EXERCISE DESCRIPTION: Search the entries below. Return every line that has "dotterföretag" in it.
---- PROVIDED DATA
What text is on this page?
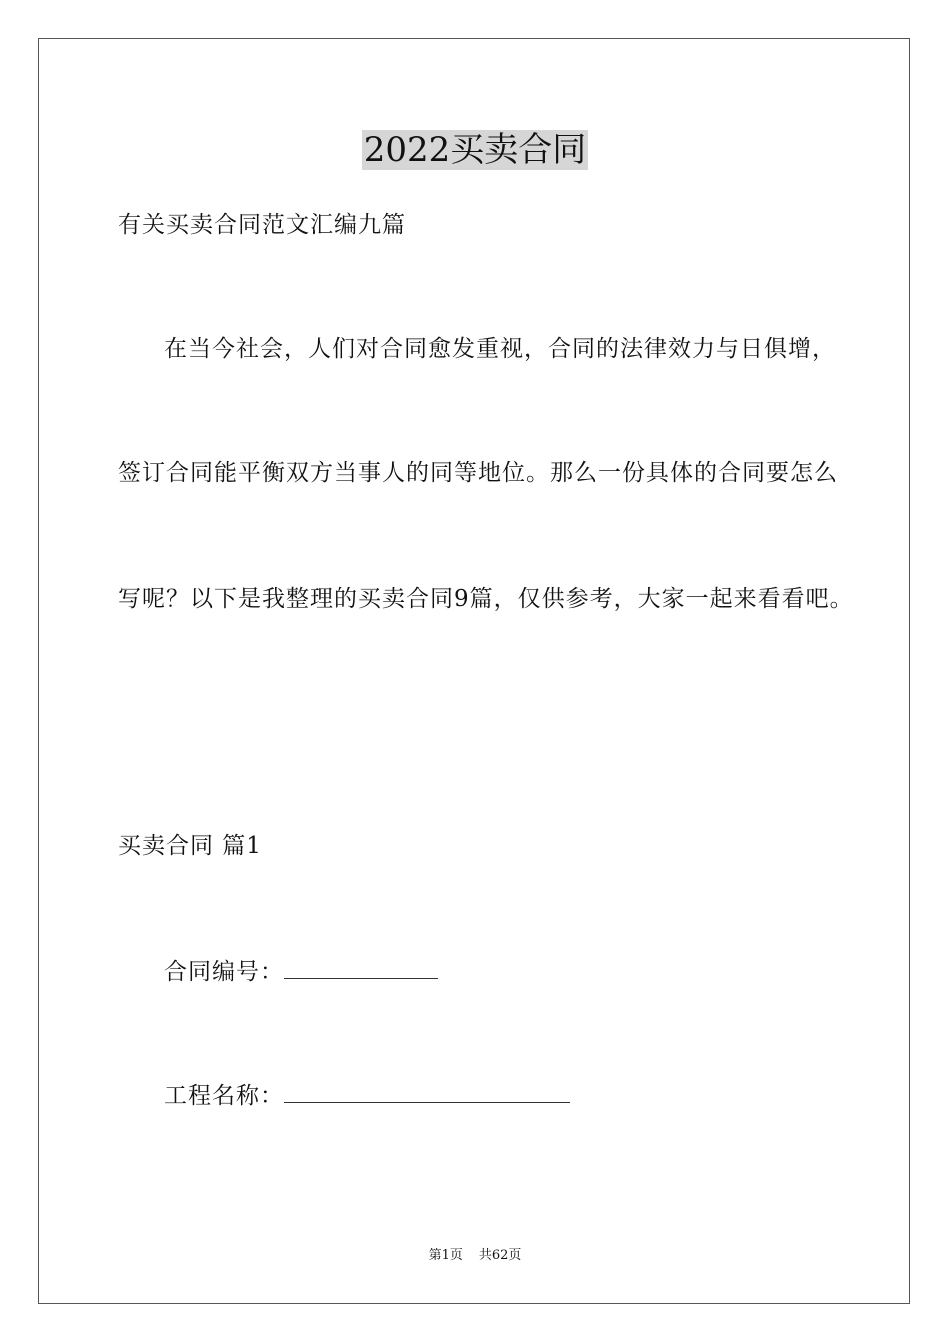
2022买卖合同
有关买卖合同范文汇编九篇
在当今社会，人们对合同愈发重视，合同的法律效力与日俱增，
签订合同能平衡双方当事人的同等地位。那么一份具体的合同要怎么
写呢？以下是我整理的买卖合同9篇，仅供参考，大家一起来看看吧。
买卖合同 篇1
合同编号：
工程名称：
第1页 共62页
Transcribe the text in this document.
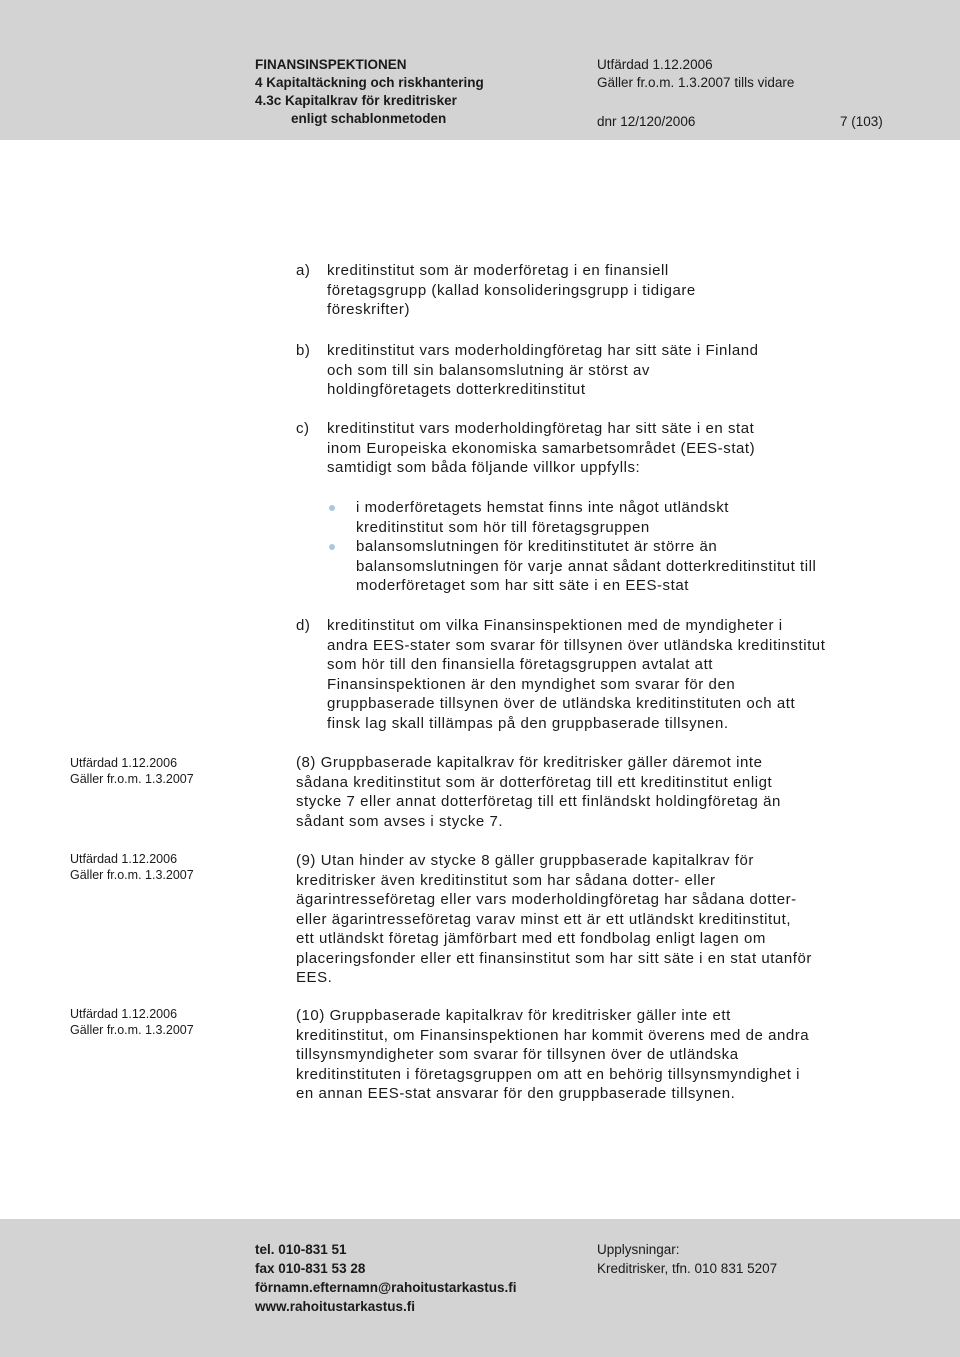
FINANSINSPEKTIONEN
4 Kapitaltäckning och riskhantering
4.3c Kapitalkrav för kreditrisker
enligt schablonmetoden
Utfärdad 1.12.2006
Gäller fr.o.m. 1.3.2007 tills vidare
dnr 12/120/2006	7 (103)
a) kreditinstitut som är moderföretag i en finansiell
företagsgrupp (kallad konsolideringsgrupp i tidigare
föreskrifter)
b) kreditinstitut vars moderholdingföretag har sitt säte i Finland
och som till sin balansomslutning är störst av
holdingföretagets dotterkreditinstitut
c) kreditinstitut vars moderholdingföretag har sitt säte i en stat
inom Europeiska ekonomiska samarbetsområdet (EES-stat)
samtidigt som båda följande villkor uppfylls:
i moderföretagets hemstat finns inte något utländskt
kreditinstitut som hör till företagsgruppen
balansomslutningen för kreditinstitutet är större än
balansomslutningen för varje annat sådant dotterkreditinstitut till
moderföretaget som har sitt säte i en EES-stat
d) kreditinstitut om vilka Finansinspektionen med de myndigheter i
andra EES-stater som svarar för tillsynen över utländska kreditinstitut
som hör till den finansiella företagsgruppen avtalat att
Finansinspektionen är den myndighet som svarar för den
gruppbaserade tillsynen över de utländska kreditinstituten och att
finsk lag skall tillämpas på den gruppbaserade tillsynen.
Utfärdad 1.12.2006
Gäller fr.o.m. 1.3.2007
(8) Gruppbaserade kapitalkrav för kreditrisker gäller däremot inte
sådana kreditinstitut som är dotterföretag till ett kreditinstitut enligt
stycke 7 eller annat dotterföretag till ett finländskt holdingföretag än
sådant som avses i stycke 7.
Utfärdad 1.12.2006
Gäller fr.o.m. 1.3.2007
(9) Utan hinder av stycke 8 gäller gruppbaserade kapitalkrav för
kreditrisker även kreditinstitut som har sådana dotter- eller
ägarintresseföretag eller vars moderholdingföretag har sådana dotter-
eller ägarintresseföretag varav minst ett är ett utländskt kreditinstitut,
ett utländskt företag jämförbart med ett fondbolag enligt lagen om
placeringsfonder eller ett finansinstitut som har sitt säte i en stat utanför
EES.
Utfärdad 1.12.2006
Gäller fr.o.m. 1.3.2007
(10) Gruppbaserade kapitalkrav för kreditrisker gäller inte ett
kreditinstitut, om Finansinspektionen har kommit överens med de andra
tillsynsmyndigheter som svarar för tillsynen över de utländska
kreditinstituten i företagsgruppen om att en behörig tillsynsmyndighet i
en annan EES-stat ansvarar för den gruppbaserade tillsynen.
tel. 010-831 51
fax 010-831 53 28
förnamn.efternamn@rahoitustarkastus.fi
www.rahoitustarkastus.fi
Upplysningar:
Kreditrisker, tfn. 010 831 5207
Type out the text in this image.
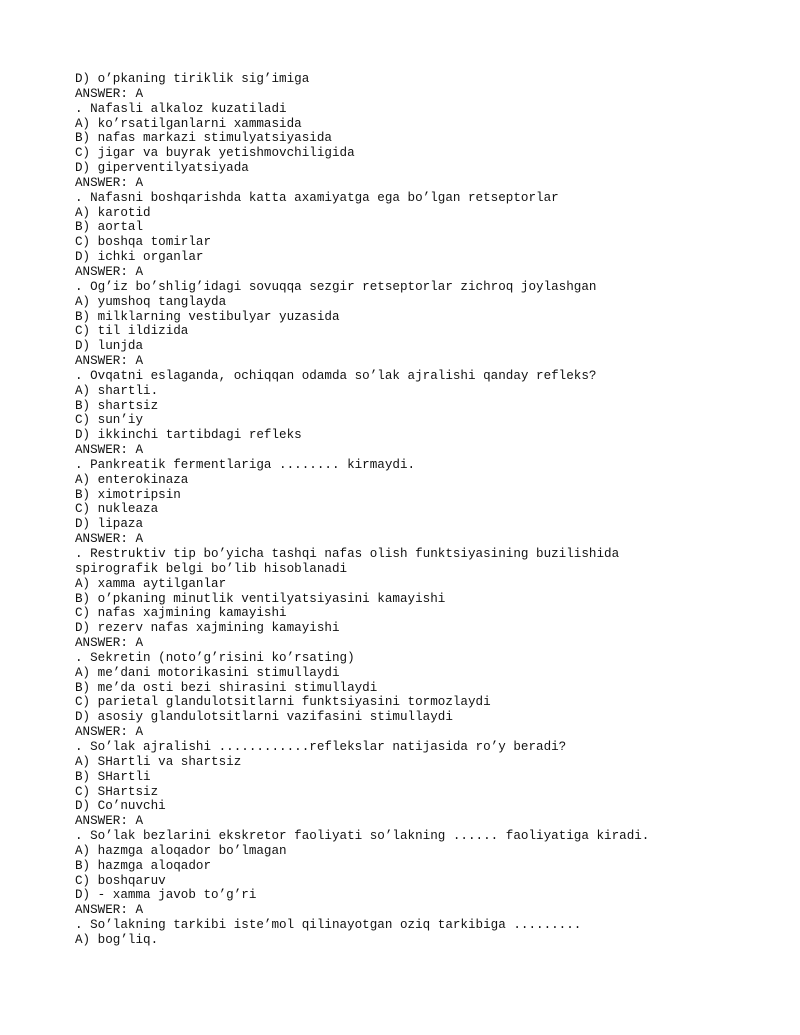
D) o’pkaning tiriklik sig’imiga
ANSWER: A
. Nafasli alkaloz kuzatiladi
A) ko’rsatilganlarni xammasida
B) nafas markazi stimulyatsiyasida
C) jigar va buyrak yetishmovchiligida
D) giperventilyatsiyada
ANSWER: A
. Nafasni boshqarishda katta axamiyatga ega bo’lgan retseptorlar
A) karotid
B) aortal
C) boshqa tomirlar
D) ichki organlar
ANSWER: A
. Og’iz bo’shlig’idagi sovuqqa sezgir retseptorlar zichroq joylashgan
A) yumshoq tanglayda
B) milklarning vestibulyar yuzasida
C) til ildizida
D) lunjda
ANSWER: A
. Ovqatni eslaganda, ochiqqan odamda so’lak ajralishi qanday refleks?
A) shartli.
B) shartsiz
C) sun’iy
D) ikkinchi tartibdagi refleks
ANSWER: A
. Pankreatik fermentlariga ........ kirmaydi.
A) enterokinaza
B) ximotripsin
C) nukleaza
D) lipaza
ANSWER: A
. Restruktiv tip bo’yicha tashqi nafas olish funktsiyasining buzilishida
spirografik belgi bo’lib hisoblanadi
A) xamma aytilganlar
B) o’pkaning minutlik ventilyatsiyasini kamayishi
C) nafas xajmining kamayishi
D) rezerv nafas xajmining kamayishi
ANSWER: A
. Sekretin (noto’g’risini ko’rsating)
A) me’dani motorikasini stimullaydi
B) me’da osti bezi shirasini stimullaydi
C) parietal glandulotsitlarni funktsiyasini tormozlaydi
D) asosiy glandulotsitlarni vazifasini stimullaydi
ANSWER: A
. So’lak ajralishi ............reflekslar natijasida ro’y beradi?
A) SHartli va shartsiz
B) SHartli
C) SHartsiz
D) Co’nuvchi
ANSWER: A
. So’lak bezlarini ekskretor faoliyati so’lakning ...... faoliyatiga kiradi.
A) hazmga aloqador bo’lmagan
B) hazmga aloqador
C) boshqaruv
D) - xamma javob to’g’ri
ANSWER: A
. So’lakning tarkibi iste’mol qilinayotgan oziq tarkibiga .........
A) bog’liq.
--------
TASK OUTPUT:
sådana kreditinstitut som är dotterföretag till ett kreditinstitut enligt
stycke 7 eller annat dotterföretag till ett finländskt holdingföretag än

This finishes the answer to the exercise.